● **Texto de origen**:
Hace exactamente un año inicié un proyecto propio en el que tengo metidas las manos, el corazón, la cabeza. En el día a día es increíblemente difícil lidiar con todas las implicaciones de esta decisión, porque nadie nace aprendido. Mis seis años de carrera no me prepararon para ser empresaria ni para entender que una empresa no se sostiene sobre el amor que le tengamos. El amor es lo que te levanta por las mañanas en los días difíciles, pero lo otro, los números, el mercadeo, la tramitología, se aprende a las patadas, a punta de obstinación y con mucha paciencia para con una misma y para con ese sistema que te aprieta el cuello cada vez que puede.
Puedo decir, sin temor a equivocarme, que este año ha valido la pena. He llorado muchas madrugadas pensando en cuánto me falta para ajustar los salarios de mis colaboradoras. El fin de mes a veces me da fobia. No tengo tiempo para salir a correr por las mañanas y creo que no sé en dónde está mi pasaporte.

● **Extracto de registros**:
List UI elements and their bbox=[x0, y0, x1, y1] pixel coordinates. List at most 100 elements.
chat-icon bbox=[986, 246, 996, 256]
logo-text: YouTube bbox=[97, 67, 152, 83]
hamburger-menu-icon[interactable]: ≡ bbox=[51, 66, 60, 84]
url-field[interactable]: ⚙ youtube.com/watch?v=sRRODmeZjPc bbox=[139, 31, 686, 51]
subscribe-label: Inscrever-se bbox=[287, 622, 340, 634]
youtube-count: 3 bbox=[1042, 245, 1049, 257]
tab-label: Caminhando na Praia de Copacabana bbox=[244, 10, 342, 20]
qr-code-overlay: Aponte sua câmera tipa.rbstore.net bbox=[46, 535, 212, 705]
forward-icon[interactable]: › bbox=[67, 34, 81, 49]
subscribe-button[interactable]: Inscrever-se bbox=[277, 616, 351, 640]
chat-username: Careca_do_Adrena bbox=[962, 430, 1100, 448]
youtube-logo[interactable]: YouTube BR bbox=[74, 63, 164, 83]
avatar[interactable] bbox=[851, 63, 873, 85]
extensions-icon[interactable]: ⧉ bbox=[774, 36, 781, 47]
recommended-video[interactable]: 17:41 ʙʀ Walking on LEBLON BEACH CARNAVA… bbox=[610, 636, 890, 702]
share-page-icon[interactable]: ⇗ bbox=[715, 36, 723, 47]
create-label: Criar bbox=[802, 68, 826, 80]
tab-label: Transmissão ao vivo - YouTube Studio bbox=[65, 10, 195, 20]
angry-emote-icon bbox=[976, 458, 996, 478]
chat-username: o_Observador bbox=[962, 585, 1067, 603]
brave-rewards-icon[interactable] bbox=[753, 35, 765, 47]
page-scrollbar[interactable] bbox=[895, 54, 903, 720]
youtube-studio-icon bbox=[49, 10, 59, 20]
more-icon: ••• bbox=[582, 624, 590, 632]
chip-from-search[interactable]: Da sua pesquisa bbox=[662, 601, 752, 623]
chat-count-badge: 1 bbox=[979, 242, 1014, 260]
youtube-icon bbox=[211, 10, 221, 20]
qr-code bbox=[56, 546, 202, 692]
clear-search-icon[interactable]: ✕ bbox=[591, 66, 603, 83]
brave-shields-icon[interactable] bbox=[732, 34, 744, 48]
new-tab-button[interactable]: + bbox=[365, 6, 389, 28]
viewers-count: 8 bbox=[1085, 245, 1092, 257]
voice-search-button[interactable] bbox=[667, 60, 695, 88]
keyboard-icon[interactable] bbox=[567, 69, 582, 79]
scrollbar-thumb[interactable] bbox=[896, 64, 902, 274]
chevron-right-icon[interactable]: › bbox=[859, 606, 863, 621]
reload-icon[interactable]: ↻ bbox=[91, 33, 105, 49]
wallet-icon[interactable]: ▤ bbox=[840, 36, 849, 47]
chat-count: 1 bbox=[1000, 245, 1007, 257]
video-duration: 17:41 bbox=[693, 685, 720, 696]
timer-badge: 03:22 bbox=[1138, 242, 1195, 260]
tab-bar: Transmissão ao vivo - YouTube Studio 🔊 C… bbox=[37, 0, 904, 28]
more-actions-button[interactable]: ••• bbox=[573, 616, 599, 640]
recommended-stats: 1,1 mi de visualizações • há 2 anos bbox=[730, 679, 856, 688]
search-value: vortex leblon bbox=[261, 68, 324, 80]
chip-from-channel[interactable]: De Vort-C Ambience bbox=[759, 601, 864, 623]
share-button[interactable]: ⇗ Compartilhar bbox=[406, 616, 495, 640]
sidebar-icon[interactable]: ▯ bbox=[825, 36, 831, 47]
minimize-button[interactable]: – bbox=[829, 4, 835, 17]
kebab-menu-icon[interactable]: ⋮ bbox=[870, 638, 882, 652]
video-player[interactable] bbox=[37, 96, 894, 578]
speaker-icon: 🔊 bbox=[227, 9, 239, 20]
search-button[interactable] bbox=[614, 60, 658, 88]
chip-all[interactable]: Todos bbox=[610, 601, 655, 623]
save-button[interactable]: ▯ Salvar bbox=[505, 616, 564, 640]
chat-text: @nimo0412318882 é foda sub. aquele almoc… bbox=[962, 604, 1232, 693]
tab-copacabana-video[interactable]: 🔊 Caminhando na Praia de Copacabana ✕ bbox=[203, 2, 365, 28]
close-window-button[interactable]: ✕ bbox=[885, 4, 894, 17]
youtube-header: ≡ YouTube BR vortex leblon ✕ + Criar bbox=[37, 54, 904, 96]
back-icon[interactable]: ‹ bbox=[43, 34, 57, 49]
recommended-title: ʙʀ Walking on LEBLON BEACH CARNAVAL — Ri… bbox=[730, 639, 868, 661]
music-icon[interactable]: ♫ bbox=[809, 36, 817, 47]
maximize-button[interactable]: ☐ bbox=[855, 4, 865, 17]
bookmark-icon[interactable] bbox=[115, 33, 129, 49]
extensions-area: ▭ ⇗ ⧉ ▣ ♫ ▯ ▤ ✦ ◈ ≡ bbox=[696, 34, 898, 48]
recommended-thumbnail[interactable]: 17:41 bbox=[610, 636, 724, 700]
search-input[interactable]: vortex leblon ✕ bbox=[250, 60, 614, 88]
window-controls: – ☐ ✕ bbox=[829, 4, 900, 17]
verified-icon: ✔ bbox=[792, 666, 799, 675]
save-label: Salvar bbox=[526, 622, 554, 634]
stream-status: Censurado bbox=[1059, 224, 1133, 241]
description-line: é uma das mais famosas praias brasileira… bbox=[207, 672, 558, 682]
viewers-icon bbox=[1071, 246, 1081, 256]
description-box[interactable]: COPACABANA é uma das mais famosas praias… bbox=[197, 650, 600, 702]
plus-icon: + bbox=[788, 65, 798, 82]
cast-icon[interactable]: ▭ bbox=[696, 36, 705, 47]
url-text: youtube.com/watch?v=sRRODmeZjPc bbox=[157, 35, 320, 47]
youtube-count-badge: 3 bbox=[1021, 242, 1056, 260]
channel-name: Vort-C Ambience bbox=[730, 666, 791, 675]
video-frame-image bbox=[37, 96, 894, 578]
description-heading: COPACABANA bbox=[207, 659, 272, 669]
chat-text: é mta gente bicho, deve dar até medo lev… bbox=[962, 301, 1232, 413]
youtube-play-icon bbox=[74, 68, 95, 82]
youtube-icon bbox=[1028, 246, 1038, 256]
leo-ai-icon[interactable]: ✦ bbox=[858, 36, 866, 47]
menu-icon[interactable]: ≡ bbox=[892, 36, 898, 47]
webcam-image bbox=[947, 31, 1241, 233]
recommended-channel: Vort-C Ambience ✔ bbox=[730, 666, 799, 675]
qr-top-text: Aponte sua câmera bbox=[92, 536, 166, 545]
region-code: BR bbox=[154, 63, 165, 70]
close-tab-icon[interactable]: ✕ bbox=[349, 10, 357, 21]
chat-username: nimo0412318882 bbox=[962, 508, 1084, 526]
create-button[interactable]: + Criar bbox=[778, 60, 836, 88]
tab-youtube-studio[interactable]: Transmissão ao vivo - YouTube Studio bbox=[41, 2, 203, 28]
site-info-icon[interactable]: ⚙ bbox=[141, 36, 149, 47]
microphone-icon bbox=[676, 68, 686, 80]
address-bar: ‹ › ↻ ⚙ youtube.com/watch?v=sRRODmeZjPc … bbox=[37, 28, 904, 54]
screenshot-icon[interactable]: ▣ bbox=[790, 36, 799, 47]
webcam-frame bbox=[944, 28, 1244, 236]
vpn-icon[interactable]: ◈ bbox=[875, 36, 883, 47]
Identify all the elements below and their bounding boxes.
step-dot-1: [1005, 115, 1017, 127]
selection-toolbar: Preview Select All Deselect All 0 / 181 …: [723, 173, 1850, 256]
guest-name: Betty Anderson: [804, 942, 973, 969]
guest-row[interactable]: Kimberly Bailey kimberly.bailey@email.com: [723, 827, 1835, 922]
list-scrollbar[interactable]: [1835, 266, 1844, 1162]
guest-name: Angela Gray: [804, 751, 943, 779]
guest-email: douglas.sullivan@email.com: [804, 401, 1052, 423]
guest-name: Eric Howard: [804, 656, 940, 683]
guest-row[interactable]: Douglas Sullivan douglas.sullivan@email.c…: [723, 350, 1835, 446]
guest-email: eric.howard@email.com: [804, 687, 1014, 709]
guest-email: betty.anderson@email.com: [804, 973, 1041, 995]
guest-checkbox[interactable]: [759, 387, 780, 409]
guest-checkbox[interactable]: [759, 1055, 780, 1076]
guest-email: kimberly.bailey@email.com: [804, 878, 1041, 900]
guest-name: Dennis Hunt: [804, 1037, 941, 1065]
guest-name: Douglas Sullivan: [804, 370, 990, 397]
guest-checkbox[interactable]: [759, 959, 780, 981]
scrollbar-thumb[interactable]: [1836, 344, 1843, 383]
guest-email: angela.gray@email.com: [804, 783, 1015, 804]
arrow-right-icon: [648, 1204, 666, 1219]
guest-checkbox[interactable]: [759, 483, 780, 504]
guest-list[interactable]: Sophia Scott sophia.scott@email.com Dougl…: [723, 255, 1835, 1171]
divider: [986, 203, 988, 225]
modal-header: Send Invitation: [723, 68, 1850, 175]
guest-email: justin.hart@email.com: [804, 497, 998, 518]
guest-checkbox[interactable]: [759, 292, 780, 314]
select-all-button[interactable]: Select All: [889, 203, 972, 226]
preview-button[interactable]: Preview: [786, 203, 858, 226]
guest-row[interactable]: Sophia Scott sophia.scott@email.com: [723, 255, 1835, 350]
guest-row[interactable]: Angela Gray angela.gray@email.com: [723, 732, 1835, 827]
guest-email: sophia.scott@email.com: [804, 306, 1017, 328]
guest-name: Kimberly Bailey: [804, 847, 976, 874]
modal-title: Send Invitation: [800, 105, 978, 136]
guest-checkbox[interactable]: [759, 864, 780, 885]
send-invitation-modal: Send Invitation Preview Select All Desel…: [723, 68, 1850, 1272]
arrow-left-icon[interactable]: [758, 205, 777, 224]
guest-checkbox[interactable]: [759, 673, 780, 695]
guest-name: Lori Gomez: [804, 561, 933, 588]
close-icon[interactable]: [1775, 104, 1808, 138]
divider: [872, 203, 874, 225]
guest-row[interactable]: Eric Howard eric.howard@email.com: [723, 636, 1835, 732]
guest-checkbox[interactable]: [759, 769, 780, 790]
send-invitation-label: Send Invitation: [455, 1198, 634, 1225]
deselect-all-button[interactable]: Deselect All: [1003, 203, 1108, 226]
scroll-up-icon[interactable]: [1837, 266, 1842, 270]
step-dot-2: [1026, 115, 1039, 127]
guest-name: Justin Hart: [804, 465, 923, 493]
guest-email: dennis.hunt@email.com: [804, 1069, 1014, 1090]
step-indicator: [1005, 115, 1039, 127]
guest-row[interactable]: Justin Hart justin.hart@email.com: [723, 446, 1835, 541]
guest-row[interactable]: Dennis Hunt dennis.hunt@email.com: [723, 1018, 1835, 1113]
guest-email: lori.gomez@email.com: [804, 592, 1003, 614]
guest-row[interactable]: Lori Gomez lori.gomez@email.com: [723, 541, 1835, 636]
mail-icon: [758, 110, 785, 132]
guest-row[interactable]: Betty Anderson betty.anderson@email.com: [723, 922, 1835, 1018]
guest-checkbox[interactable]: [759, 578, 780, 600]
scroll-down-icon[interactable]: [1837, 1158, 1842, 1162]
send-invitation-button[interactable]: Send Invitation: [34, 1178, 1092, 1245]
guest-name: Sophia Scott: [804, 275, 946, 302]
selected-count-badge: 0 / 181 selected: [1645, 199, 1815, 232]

● **Tareas pendientes**:
**1.** Según el texto sobre el primer año del proyecto propio, ¿cuántos años de carrera cursó quien lo escribe?
**2.** Reanuda, por favor, el texto sobre el primer año del proyecto propio desde el punto en que se detiene.

● **Respuestas por tarea**:
**1.** Seis años.

**2.**
Pero le deseo a cada costarricense, vivo o por nacer, la posibilidad de sentir esta pulsión que el sistema educativo, en complicidad con el Estado, se ha ocupado de negarnos. Les deseo el derecho a soñar y a convertir sus sueños en pesadilla de vez en cuando, porque creo que la manera más sencilla de entendernos como ciudadanía activa y como parte de un proyecto país es fomentando ese escozor en las manos y esa curiosidad que conduce al emprendimiento.